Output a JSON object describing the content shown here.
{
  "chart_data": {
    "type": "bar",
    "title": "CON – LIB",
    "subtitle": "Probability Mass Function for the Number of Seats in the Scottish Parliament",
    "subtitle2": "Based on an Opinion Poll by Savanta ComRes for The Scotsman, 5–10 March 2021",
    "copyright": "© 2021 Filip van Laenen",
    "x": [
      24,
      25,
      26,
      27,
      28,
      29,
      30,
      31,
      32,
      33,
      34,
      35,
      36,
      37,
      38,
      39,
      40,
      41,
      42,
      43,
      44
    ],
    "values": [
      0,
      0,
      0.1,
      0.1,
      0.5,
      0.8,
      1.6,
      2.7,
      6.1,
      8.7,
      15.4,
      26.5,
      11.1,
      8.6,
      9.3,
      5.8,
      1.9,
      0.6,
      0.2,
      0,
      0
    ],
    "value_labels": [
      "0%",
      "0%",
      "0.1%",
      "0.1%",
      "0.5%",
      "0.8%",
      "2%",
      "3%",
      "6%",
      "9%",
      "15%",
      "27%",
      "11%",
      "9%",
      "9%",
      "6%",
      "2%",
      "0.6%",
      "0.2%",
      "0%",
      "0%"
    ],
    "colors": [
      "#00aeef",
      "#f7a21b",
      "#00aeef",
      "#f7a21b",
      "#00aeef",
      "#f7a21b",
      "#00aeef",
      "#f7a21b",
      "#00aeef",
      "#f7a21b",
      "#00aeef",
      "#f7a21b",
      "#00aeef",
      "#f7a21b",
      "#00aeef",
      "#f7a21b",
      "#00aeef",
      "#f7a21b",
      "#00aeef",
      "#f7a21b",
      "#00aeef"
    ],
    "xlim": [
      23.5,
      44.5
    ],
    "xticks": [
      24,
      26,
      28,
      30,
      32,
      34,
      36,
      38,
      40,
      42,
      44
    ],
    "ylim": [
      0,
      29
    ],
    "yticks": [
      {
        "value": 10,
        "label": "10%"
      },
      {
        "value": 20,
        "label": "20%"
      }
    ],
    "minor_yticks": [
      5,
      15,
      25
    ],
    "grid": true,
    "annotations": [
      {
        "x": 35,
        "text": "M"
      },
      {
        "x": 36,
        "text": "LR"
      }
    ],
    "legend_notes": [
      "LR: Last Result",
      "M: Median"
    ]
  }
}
■ ■ ■ ■
Copy all the records above precisely.

Output a JSON object describing the content shown here.
{
  "chart_data": {
    "type": "bar",
    "title": "CON – LIB",
    "subtitle": "Probability Mass Function for the Number of Seats in the Scottish Parliament",
    "subtitle2": "Based on an Opinion Poll by Savanta ComRes for The Scotsman, 5–10 March 2021",
    "copyright": "© 2021 Filip van Laenen",
    "x": [
      24,
      25,
      26,
      27,
      28,
      29,
      30,
      31,
      32,
      33,
      34,
      35,
      36,
      37,
      38,
      39,
      40,
      41,
      42,
      43,
      44
    ],
    "values": [
      0,
      0,
      0.1,
      0.1,
      0.5,
      0.8,
      1.6,
      2.7,
      6.1,
      8.7,
      15.4,
      26.5,
      11.1,
      8.6,
      9.3,
      5.8,
      1.9,
      0.6,
      0.2,
      0,
      0
    ],
    "value_labels": [
      "0%",
      "0%",
      "0.1%",
      "0.1%",
      "0.5%",
      "0.8%",
      "2%",
      "3%",
      "6%",
      "9%",
      "15%",
      "27%",
      "11%",
      "9%",
      "9%",
      "6%",
      "2%",
      "0.6%",
      "0.2%",
      "0%",
      "0%"
    ],
    "colors": [
      "#00aeef",
      "#f7a21b",
      "#00aeef",
      "#f7a21b",
      "#00aeef",
      "#f7a21b",
      "#00aeef",
      "#f7a21b",
      "#00aeef",
      "#f7a21b",
      "#00aeef",
      "#f7a21b",
      "#00aeef",
      "#f7a21b",
      "#00aeef",
      "#f7a21b",
      "#00aeef",
      "#f7a21b",
      "#00aeef",
      "#f7a21b",
      "#00aeef"
    ],
    "xlim": [
      23.5,
      44.5
    ],
    "xticks": [
      24,
      26,
      28,
      30,
      32,
      34,
      36,
      38,
      40,
      42,
      44
    ],
    "ylim": [
      0,
      29
    ],
    "yticks": [
      {
        "value": 10,
        "label": "10%"
      },
      {
        "value": 20,
        "label": "20%"
      }
    ],
    "minor_yticks": [
      5,
      15,
      25
    ],
    "grid": true,
    "annotations": [
      {
        "x": 35,
        "text": "M"
      },
      {
        "x": 36,
        "text": "LR"
      }
    ],
    "legend_notes": [
      "LR: Last Result",
      "M: Median"
    ]
  }
}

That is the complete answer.